* **Data rows**:
= = = =

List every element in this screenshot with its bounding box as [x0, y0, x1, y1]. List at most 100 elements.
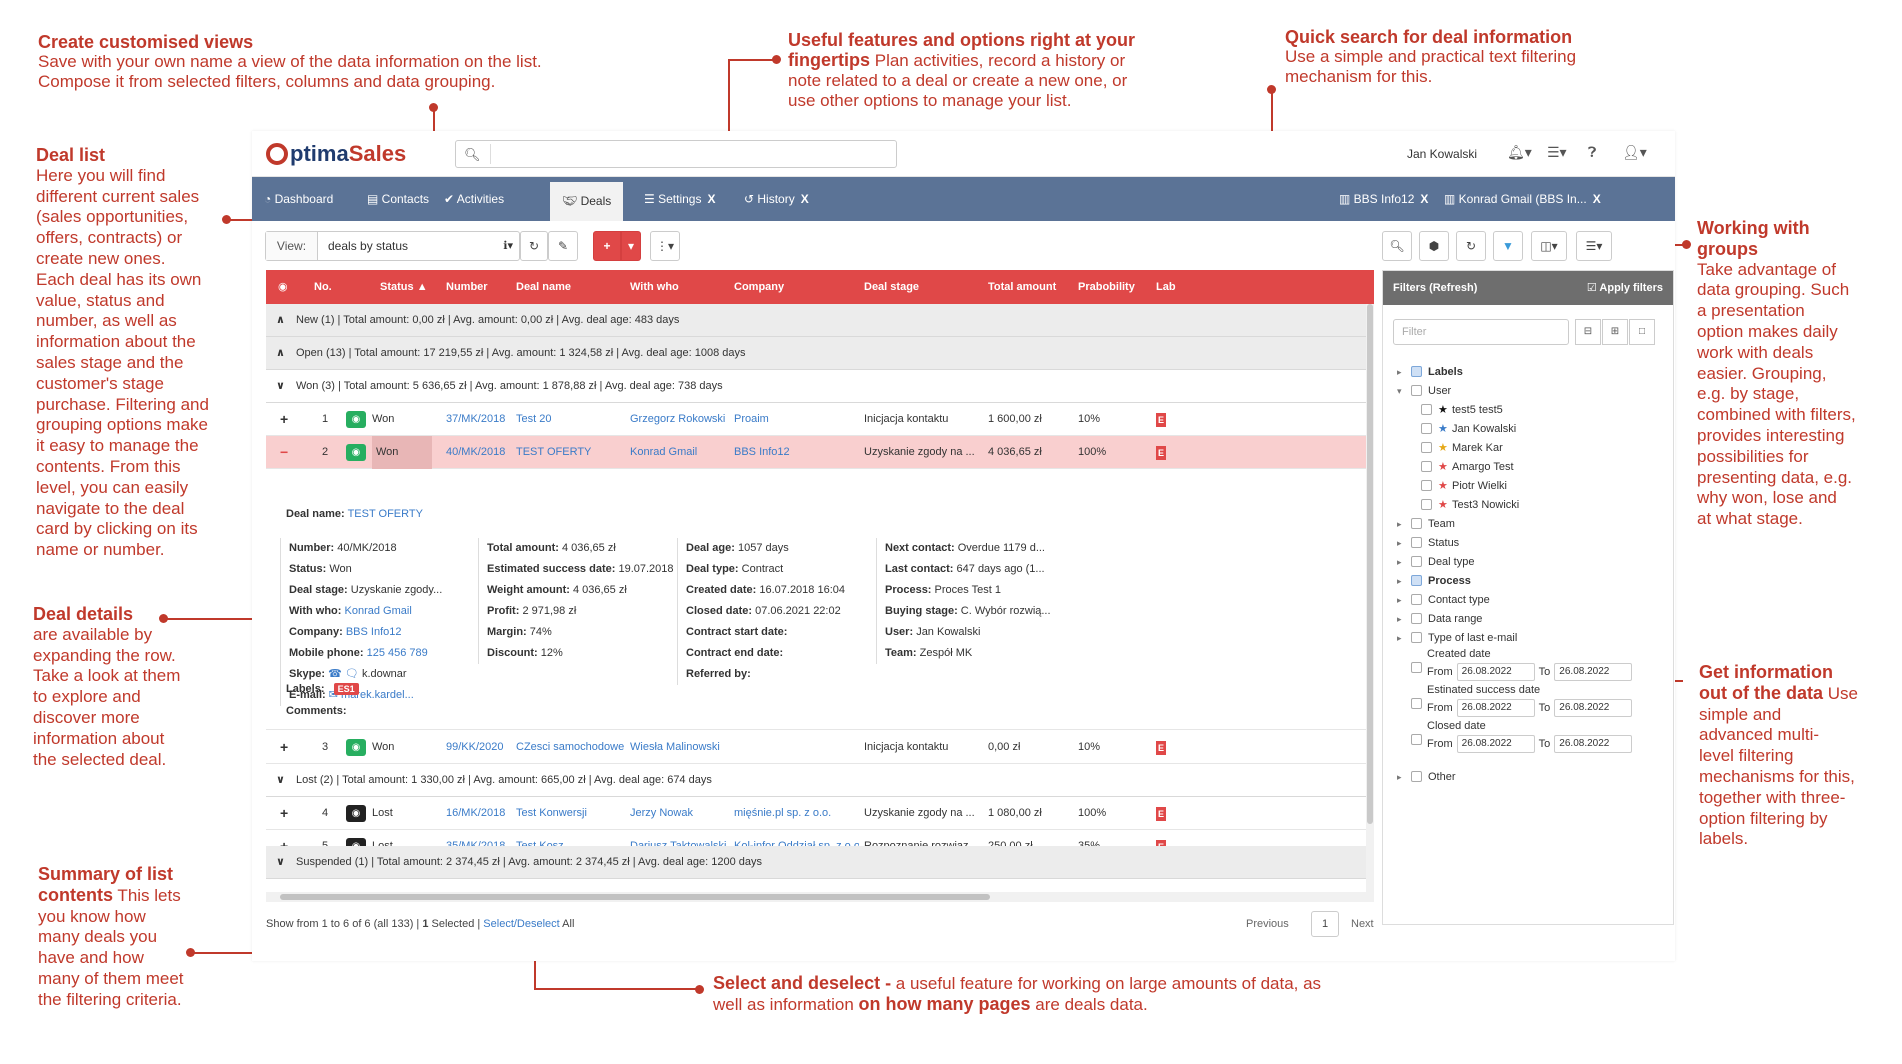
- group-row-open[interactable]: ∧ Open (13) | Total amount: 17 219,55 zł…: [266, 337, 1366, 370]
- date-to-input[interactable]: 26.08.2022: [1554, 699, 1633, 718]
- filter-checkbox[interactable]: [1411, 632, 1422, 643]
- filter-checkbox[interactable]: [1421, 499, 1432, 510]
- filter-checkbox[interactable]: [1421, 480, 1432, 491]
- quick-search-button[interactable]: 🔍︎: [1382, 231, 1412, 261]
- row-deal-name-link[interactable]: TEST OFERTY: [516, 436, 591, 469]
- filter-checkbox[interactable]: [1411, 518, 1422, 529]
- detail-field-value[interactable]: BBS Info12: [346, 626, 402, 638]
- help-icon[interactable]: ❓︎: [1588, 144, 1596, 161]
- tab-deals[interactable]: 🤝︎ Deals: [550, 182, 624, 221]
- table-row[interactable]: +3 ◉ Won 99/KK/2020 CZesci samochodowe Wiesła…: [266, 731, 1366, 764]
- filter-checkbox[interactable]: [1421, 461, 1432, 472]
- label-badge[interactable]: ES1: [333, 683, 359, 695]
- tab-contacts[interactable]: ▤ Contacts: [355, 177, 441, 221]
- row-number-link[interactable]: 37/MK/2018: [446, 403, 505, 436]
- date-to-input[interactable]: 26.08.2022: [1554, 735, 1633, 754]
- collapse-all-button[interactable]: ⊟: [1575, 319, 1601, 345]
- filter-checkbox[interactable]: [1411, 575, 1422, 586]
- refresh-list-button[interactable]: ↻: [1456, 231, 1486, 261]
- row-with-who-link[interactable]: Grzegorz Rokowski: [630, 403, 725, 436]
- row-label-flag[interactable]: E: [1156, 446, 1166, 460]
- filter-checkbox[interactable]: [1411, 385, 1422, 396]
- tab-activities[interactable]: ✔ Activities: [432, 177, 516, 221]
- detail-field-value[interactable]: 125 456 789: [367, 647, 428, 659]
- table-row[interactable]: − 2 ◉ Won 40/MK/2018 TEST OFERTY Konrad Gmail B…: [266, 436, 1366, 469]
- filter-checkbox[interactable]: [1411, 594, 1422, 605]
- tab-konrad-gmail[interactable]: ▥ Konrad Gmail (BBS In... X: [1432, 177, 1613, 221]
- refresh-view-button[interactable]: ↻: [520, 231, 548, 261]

= = = =

* **Objective**:
Repeat every line of the items above word for word, leaving out the pictures.

* **Task result**:
List every element in this screenshot with its bounding box as [x0, y0, x1, y1]. List at most 100 elements.
- group-row-open[interactable]: ∧ Open (13) | Total amount: 17 219,55 zł…: [266, 337, 1366, 370]
- date-to-input[interactable]: 26.08.2022: [1554, 699, 1633, 718]
- filter-checkbox[interactable]: [1411, 632, 1422, 643]
- filter-checkbox[interactable]: [1421, 499, 1432, 510]
- filter-checkbox[interactable]: [1421, 480, 1432, 491]
- quick-search-button[interactable]: 🔍︎: [1382, 231, 1412, 261]
- row-deal-name-link[interactable]: TEST OFERTY: [516, 436, 591, 469]
- filter-checkbox[interactable]: [1411, 518, 1422, 529]
- detail-field-value[interactable]: BBS Info12: [346, 626, 402, 638]
- help-icon[interactable]: ❓︎: [1588, 144, 1596, 161]
- tab-deals[interactable]: 🤝︎ Deals: [550, 182, 624, 221]
- table-row[interactable]: +3 ◉ Won 99/KK/2020 CZesci samochodowe Wiesła…: [266, 731, 1366, 764]
- filter-checkbox[interactable]: [1421, 461, 1432, 472]
- label-badge[interactable]: ES1: [333, 683, 359, 695]
- tab-contacts[interactable]: ▤ Contacts: [355, 177, 441, 221]
- row-number-link[interactable]: 37/MK/2018: [446, 403, 505, 436]
- date-to-input[interactable]: 26.08.2022: [1554, 735, 1633, 754]
- collapse-all-button[interactable]: ⊟: [1575, 319, 1601, 345]
- filter-checkbox[interactable]: [1411, 575, 1422, 586]
- refresh-list-button[interactable]: ↻: [1456, 231, 1486, 261]
- row-with-who-link[interactable]: Grzegorz Rokowski: [630, 403, 725, 436]
- row-label-flag[interactable]: E: [1156, 446, 1166, 460]
- filter-checkbox[interactable]: [1411, 385, 1422, 396]
- tab-activities[interactable]: ✔ Activities: [432, 177, 516, 221]
- detail-field-value[interactable]: 125 456 789: [367, 647, 428, 659]
- table-row[interactable]: − 2 ◉ Won 40/MK/2018 TEST OFERTY Konrad Gmail B…: [266, 436, 1366, 469]
- filter-checkbox[interactable]: [1411, 594, 1422, 605]
- tab-konrad-gmail[interactable]: ▥ Konrad Gmail (BBS In... X: [1432, 177, 1613, 221]
- refresh-view-button[interactable]: ↻: [520, 231, 548, 261]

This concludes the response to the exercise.